__Requirement__. Go through the listing and pick out each line with the word "text" in it.

__Data lines__.
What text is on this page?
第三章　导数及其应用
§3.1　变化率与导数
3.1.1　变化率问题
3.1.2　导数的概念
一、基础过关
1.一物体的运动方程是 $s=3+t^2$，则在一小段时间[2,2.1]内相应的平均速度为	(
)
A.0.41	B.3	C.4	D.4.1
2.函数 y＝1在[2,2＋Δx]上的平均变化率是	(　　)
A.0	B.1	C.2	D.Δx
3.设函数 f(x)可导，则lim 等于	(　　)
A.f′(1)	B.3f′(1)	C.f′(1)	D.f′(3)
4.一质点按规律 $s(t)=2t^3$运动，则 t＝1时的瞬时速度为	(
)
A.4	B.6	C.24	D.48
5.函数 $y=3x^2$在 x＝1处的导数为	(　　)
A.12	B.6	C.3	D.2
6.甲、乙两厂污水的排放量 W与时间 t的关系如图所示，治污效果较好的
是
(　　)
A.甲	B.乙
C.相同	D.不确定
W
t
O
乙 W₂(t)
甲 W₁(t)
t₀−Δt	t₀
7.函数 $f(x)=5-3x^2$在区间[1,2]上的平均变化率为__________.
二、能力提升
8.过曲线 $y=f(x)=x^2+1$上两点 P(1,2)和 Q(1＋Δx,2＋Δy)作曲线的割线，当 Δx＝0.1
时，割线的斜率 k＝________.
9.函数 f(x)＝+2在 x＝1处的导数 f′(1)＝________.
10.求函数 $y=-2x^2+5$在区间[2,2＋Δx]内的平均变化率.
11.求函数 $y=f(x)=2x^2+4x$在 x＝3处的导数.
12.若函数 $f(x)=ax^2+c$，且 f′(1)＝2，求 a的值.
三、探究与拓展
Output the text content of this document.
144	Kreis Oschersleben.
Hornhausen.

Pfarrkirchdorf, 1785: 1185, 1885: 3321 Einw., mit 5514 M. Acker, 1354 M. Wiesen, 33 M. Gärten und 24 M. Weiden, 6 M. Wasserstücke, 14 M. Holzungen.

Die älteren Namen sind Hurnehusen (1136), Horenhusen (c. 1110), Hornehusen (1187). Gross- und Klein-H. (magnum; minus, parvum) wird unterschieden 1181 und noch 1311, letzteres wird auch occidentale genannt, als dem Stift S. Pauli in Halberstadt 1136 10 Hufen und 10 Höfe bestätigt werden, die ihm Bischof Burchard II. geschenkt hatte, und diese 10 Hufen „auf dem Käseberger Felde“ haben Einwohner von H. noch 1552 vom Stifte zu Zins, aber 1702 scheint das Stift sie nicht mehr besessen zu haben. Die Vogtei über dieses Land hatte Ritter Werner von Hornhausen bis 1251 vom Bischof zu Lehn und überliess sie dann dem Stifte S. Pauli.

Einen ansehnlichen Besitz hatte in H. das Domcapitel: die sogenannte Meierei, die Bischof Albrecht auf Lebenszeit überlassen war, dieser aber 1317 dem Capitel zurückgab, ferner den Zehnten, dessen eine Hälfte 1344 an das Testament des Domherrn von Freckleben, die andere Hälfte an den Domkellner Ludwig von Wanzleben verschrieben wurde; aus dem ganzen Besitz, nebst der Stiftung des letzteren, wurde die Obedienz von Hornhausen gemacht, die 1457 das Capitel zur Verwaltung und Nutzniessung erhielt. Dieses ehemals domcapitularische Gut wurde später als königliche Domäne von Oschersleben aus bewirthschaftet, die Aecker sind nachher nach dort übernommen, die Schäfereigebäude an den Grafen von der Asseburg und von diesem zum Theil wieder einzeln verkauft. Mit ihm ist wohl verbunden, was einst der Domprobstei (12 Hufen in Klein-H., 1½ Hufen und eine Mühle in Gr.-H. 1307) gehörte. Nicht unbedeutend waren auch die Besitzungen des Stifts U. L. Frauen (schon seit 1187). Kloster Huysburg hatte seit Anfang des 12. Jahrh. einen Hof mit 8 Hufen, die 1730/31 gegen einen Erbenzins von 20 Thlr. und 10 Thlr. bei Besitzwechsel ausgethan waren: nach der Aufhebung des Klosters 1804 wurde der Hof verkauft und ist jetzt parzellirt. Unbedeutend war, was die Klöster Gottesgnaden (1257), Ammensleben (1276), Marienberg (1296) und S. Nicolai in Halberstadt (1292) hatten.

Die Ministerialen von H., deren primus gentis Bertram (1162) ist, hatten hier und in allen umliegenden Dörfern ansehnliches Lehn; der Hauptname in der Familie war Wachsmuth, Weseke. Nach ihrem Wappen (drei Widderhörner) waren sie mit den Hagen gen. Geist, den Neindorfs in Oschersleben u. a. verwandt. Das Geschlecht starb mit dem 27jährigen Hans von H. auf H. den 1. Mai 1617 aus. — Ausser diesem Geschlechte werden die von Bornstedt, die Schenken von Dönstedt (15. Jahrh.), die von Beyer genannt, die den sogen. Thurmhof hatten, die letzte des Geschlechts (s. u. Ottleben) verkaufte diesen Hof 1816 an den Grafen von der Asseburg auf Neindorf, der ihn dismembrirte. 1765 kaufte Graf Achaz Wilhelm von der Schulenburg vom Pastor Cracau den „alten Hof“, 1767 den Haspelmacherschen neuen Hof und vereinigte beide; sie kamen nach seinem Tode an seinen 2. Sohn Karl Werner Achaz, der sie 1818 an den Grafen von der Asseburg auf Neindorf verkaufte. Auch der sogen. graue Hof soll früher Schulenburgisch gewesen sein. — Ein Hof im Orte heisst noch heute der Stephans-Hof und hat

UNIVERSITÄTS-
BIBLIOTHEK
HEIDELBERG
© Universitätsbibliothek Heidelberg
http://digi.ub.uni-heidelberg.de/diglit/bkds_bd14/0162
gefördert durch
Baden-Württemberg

__Result of the task__.
What text is on this page?
Output the text content of this document.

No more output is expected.